### Exercise material:
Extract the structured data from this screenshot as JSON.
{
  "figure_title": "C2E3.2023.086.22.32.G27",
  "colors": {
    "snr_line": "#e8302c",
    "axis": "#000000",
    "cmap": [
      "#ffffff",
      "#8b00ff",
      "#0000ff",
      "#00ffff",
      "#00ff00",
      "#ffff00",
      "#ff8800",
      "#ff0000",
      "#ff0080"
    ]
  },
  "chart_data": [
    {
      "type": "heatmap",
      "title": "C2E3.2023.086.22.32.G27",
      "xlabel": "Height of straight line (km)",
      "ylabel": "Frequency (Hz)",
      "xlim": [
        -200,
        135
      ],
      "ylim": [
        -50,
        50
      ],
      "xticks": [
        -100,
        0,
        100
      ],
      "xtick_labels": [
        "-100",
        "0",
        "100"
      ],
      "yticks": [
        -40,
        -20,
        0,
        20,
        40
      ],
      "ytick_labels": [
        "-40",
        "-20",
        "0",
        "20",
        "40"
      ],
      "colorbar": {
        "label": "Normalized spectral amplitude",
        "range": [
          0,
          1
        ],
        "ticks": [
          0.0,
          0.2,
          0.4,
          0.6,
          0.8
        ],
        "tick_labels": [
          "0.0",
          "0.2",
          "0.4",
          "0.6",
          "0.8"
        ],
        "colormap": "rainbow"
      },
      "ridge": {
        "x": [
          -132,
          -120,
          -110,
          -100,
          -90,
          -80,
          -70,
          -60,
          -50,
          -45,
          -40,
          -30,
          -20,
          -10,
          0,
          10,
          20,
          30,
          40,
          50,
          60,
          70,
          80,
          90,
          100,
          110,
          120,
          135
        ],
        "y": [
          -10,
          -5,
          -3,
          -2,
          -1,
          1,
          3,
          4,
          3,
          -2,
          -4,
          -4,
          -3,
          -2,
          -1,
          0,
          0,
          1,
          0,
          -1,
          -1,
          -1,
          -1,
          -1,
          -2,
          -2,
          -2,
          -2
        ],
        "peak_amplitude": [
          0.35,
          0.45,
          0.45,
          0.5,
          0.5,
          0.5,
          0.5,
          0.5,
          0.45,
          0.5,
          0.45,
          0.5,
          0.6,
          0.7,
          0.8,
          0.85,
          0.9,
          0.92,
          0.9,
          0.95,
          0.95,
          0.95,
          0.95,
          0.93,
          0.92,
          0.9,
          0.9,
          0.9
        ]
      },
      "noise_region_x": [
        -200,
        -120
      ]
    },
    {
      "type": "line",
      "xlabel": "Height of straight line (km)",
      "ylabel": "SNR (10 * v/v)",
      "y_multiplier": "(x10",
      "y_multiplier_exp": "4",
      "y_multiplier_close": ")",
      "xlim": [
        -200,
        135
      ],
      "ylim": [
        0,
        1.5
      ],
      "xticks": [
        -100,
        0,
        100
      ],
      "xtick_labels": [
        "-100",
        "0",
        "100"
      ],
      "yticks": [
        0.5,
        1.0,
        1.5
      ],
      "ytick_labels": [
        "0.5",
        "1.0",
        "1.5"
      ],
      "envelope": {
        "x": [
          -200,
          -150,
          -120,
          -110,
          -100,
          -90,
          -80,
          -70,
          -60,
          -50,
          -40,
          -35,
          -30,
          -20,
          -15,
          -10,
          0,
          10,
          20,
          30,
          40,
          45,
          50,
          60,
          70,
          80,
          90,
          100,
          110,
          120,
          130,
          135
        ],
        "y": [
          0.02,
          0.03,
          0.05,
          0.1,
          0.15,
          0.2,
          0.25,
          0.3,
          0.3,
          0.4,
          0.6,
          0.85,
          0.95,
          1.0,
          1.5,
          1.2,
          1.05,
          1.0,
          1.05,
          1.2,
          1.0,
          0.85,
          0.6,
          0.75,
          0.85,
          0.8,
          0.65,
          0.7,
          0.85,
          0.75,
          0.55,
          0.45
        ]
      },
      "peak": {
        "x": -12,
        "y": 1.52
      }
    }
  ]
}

### Task goal:
Each line holding the word "ylabel" counts once; report the total and nothing else.

### Response to this task:
2